WHAT IS ASKED:
Beneath this task is a listing. State how many of its lines include the string "color", giving nothing but the number.
>> start
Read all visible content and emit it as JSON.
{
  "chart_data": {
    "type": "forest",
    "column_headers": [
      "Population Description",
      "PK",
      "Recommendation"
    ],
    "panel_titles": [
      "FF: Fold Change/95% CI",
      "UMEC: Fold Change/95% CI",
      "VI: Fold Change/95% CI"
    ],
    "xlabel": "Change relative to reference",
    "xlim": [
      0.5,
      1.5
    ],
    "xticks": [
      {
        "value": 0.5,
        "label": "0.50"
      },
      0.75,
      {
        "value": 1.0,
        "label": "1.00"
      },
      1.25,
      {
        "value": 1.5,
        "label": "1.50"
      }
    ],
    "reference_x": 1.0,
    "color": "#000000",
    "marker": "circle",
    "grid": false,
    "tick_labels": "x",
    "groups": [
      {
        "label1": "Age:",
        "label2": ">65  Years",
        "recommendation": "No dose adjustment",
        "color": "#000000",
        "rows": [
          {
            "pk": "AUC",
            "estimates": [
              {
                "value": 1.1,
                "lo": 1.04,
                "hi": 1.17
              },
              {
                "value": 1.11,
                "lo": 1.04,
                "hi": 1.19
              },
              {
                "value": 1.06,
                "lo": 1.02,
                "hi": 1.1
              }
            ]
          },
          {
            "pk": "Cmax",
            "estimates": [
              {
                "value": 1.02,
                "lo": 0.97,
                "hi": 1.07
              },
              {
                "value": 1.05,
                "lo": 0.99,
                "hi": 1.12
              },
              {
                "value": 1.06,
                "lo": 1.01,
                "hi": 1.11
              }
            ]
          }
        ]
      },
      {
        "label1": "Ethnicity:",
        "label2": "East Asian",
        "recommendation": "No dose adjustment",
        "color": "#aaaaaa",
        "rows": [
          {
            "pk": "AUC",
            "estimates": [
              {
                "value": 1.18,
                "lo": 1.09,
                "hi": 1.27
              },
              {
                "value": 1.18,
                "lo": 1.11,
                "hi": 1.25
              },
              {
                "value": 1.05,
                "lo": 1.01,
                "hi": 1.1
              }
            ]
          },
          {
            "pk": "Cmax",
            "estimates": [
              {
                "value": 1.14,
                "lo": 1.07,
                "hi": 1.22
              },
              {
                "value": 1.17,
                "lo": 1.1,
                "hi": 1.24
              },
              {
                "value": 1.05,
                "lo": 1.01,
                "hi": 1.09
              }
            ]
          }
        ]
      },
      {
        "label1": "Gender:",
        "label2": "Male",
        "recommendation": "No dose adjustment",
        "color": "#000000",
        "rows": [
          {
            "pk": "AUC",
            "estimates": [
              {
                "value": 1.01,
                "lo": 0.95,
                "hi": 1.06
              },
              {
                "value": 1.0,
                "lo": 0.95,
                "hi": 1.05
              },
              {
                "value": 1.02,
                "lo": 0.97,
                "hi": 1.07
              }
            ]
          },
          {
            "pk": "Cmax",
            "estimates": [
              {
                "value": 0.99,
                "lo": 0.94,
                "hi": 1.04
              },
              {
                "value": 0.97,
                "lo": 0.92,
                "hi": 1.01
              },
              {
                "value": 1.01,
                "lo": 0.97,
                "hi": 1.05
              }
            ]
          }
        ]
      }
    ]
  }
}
>> end
RESULT FOR THIS TASK:
4